## Objective
Reproduce the records below word for word, starting at their first line and continuing through the line that contains "certificate-row[interactable]: Nuance Business", including that line.
>> START Source records
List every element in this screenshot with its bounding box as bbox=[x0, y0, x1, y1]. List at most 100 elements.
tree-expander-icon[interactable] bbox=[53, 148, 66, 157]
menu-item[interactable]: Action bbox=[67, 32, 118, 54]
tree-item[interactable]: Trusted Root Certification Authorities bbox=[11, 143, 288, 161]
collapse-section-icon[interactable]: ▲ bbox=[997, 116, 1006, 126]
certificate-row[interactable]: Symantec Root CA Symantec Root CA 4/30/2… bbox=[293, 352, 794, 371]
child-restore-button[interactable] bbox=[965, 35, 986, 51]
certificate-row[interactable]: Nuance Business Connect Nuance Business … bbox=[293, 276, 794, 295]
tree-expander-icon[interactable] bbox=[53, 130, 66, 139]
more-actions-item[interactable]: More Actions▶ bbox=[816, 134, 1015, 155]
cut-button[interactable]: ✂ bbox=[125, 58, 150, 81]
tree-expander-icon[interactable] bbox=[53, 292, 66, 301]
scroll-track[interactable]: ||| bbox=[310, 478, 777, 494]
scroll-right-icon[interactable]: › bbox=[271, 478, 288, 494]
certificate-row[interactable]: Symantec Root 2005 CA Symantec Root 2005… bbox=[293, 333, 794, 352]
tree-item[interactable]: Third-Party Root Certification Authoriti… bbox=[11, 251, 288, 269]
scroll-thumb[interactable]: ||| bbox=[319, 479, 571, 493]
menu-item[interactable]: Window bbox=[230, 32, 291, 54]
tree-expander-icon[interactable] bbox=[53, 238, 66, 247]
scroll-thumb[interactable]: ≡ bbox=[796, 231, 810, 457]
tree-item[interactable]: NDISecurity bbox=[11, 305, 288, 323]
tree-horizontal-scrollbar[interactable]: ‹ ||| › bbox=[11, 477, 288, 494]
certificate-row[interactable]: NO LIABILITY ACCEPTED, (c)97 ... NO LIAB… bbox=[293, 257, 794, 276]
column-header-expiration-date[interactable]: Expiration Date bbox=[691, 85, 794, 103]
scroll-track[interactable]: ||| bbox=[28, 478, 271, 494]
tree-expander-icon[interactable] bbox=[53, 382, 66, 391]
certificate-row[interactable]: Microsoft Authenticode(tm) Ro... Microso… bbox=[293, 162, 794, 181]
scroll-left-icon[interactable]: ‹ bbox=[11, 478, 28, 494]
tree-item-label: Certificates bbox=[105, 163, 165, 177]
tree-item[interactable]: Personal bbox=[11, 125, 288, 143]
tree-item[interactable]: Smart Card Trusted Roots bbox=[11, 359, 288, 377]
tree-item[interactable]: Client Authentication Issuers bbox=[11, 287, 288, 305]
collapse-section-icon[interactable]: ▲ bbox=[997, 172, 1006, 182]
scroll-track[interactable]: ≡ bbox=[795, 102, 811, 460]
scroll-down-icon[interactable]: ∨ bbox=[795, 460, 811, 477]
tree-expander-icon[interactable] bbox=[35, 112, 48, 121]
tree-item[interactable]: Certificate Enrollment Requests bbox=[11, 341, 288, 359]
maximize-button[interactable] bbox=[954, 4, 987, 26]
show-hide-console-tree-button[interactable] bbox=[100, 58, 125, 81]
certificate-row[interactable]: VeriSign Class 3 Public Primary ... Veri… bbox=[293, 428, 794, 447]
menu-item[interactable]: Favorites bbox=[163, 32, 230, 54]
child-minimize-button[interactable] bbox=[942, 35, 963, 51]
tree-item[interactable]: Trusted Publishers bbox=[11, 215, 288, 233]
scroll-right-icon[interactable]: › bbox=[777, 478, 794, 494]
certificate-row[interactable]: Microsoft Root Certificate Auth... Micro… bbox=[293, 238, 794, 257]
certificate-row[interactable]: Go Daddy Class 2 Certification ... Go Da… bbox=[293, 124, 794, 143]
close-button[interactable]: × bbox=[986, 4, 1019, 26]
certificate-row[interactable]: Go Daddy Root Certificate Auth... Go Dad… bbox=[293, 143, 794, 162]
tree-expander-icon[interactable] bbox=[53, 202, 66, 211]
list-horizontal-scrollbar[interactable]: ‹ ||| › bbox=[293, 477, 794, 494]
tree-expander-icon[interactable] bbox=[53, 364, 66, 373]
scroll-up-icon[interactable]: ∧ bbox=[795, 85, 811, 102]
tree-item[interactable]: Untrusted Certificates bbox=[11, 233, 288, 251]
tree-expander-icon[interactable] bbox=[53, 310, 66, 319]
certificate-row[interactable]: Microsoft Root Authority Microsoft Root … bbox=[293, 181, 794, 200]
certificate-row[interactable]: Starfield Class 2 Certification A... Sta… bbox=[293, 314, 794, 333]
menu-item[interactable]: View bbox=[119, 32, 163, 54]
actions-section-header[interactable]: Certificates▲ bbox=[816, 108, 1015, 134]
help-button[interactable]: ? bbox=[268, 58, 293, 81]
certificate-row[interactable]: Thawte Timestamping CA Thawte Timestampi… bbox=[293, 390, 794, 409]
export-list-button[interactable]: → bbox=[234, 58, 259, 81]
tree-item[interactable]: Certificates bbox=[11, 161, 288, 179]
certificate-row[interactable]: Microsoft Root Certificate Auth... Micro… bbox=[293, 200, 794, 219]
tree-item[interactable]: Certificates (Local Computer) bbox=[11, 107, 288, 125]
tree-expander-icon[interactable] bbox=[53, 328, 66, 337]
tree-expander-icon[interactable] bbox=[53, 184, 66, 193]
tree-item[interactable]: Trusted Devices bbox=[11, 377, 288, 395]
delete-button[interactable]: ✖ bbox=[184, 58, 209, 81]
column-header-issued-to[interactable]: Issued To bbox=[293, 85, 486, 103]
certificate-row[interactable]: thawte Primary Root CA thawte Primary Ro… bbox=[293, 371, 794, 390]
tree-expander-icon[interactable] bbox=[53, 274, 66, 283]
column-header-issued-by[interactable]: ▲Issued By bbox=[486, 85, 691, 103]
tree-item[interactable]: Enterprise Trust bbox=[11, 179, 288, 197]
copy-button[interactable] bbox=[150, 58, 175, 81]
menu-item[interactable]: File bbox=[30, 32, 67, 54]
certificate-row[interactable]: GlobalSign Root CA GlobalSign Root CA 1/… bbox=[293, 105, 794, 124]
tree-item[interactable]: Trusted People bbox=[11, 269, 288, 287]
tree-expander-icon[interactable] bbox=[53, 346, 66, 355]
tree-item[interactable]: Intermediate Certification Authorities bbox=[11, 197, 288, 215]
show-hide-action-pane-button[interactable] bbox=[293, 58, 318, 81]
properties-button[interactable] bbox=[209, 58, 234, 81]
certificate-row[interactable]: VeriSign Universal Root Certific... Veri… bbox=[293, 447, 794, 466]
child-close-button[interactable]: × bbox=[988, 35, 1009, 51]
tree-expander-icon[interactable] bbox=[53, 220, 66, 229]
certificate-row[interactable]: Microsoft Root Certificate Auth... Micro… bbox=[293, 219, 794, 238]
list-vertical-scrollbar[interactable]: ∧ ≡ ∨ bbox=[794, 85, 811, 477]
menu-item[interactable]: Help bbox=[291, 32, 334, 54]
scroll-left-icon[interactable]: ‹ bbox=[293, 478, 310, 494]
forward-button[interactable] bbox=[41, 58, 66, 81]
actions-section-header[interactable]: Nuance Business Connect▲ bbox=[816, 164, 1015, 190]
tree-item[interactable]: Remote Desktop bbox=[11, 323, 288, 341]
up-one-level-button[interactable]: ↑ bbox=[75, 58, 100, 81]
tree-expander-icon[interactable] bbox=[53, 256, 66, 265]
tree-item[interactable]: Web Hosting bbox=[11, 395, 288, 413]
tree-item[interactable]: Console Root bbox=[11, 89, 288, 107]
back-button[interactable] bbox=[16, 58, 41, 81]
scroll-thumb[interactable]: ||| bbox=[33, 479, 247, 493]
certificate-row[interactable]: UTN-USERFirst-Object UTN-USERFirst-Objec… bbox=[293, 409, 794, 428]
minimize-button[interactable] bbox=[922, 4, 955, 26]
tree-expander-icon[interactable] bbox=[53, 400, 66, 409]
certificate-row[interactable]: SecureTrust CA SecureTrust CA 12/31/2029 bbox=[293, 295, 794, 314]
>> END Source records
## The reply
List every element in this screenshot with its bounding box as bbox=[x0, y0, x1, y1]. List at most 100 elements.
tree-expander-icon[interactable] bbox=[53, 148, 66, 157]
menu-item[interactable]: Action bbox=[67, 32, 118, 54]
tree-item[interactable]: Trusted Root Certification Authorities bbox=[11, 143, 288, 161]
collapse-section-icon[interactable]: ▲ bbox=[997, 116, 1006, 126]
certificate-row[interactable]: Symantec Root CA Symantec Root CA 4/30/2… bbox=[293, 352, 794, 371]
child-restore-button[interactable] bbox=[965, 35, 986, 51]
certificate-row[interactable]: Nuance Business Connect Nuance Business … bbox=[293, 276, 794, 295]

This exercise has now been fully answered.